Go through the entries below and print each one exactly, leaving out pictures.

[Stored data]
···

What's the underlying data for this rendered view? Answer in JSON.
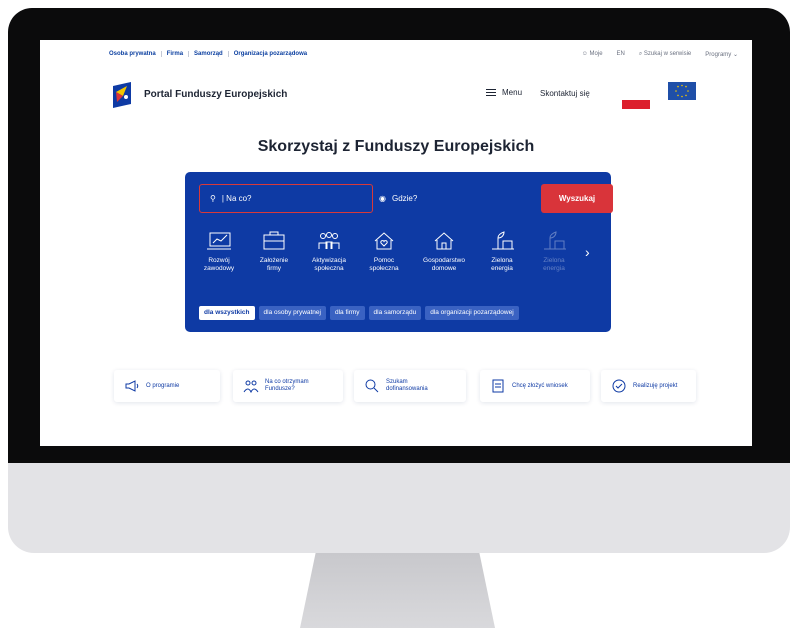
{
  "topbar": {
    "audiences": [
      "Osoba prywatna",
      "Firma",
      "Samorząd",
      "Organizacja pozarządowa"
    ],
    "right": [
      "Moje",
      "EN",
      "Szukaj w serwisie",
      "Programy"
    ]
  },
  "header": {
    "logo_text": "Portal Funduszy Europejskich",
    "menu_label": "Menu",
    "contact_label": "Skontaktuj się"
  },
  "hero": {
    "title": "Skorzystaj z Funduszy Europejskich"
  },
  "search": {
    "what_value": "| Na co?",
    "where_placeholder": "Gdzie?",
    "submit_label": "Wyszukaj"
  },
  "categories": [
    {
      "line1": "Rozwój",
      "line2": "zawodowy",
      "icon": "career-growth-icon"
    },
    {
      "line1": "Założenie",
      "line2": "firmy",
      "icon": "briefcase-icon"
    },
    {
      "line1": "Aktywizacja",
      "line2": "społeczna",
      "icon": "people-group-icon"
    },
    {
      "line1": "Pomoc",
      "line2": "społeczna",
      "icon": "house-heart-icon"
    },
    {
      "line1": "Gospodarstwo",
      "line2": "domowe",
      "icon": "home-icon"
    },
    {
      "line1": "Zielona",
      "line2": "energia",
      "icon": "green-energy-icon"
    },
    {
      "line1": "Zielona",
      "line2": "energia",
      "icon": "green-energy-icon"
    }
  ],
  "filters": [
    "dla wszystkich",
    "dla osoby prywatnej",
    "dla firmy",
    "dla samorządu",
    "dla organizacji pozarządowej"
  ],
  "quick_links": [
    {
      "line1": "O programie",
      "line2": "",
      "icon": "megaphone-icon"
    },
    {
      "line1": "Na co otrzymam",
      "line2": "Fundusze?",
      "icon": "people-icon"
    },
    {
      "line1": "Szukam",
      "line2": "dofinansowania",
      "icon": "search-icon"
    },
    {
      "line1": "Chcę złożyć wniosek",
      "line2": "",
      "icon": "form-icon"
    },
    {
      "line1": "Realizuję projekt",
      "line2": "",
      "icon": "clock-check-icon"
    }
  ],
  "colors": {
    "brand_blue": "#0e3aa4",
    "accent_red": "#d9343a",
    "poland_red": "#dc1f2d",
    "eu_blue": "#1f4fa8"
  }
}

···

> **The result**:
What's the underlying data for this rendered view? Answer in JSON.
{
  "topbar": {
    "audiences": [
      "Osoba prywatna",
      "Firma",
      "Samorząd",
      "Organizacja pozarządowa"
    ],
    "right": [
      "Moje",
      "EN",
      "Szukaj w serwisie",
      "Programy"
    ]
  },
  "header": {
    "logo_text": "Portal Funduszy Europejskich",
    "menu_label": "Menu",
    "contact_label": "Skontaktuj się"
  },
  "hero": {
    "title": "Skorzystaj z Funduszy Europejskich"
  },
  "search": {
    "what_value": "| Na co?",
    "where_placeholder": "Gdzie?",
    "submit_label": "Wyszukaj"
  },
  "categories": [
    {
      "line1": "Rozwój",
      "line2": "zawodowy",
      "icon": "career-growth-icon"
    },
    {
      "line1": "Założenie",
      "line2": "firmy",
      "icon": "briefcase-icon"
    },
    {
      "line1": "Aktywizacja",
      "line2": "społeczna",
      "icon": "people-group-icon"
    },
    {
      "line1": "Pomoc",
      "line2": "społeczna",
      "icon": "house-heart-icon"
    },
    {
      "line1": "Gospodarstwo",
      "line2": "domowe",
      "icon": "home-icon"
    },
    {
      "line1": "Zielona",
      "line2": "energia",
      "icon": "green-energy-icon"
    },
    {
      "line1": "Zielona",
      "line2": "energia",
      "icon": "green-energy-icon"
    }
  ],
  "filters": [
    "dla wszystkich",
    "dla osoby prywatnej",
    "dla firmy",
    "dla samorządu",
    "dla organizacji pozarządowej"
  ],
  "quick_links": [
    {
      "line1": "O programie",
      "line2": "",
      "icon": "megaphone-icon"
    },
    {
      "line1": "Na co otrzymam",
      "line2": "Fundusze?",
      "icon": "people-icon"
    },
    {
      "line1": "Szukam",
      "line2": "dofinansowania",
      "icon": "search-icon"
    },
    {
      "line1": "Chcę złożyć wniosek",
      "line2": "",
      "icon": "form-icon"
    },
    {
      "line1": "Realizuję projekt",
      "line2": "",
      "icon": "clock-check-icon"
    }
  ],
  "colors": {
    "brand_blue": "#0e3aa4",
    "accent_red": "#d9343a",
    "poland_red": "#dc1f2d",
    "eu_blue": "#1f4fa8"
  }
}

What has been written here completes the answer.